━━━ Document excerpt ━━━

Around 1907 Einstein explored (and published) a theory that featured gravitational time dilation, but otherwise geometrically straight space.

So that was an early exploration of what came to be the principle of equivalence.

Einstein looked at what will happen to light that just grazes the Sun, and is then observed on Earth. That is, Einstein looked at the case that was later a famous corroboration of General Relativity by Eddington.

With that early exploratory theory Einstein came to a value for the deflection of around 0.8 arc seconds.

According to newtonian gravity there cannot be a deflection of light; electromagnetic radiation isn't matter.

(What can be done in terms of newtonian gravity is to calculate the amount of deflection of a particle-with-mass that moves at the same speed as light propagates. That newtonian calculation also comes out around 0.8 arc seconds.)


As we know, the completed GR theory features both time curvature and spatial curvature, and the time curvature and spatial curvature are in a specific relation to each other. (It is intrinsically a single spacetime curvature.)

One way of conceptualizing deflection of light by curvature of spacetime is to think in terms of Huygens' principle.

If there is a wavefront then the orientation of that wavefront is affected both by the time gradient and by the spatial gradient.

━━━

Aim A –
Using the light-deflection text, answer each question:
(i) Around what year did Einstein explore a theory with gravitational time dilation but geometrically straight space?
(ii) What value for the deflection did that early theory give?
(iii) Whose principle does the text offer as one way to conceptualize deflection of light by spacetime curvature?
Aim B – Translate this sentence from the light-deflection text into German: "One way of conceptualizing deflection of light by curvature of spacetime is to think in terms of Huygens' principle."
The listing is not needed for any of this work.

━━━ Data section ━━━

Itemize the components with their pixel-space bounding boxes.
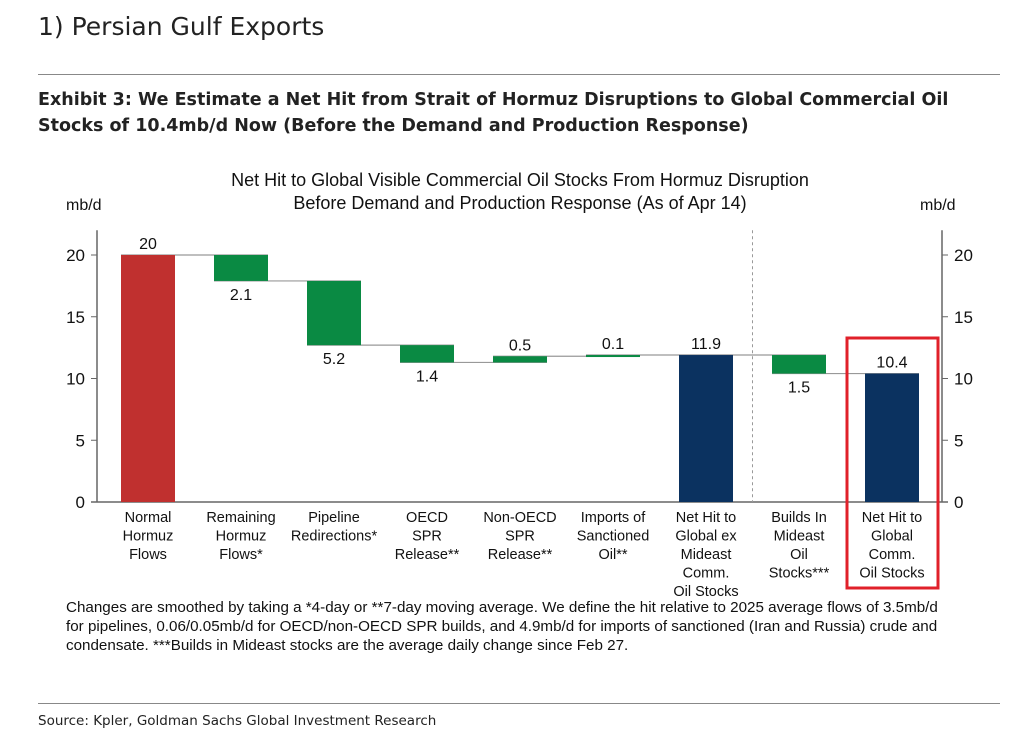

━━━

Correct response A –
(i) Around 1907
(ii) Around 0.8 arc seconds
(iii) Huygens' principle

Correct response B – Eine Möglichkeit, die Ablenkung von Licht durch die Krümmung der Raumzeit zu begreifen, besteht darin, im Sinne des Huygensschen Prinzips zu denken.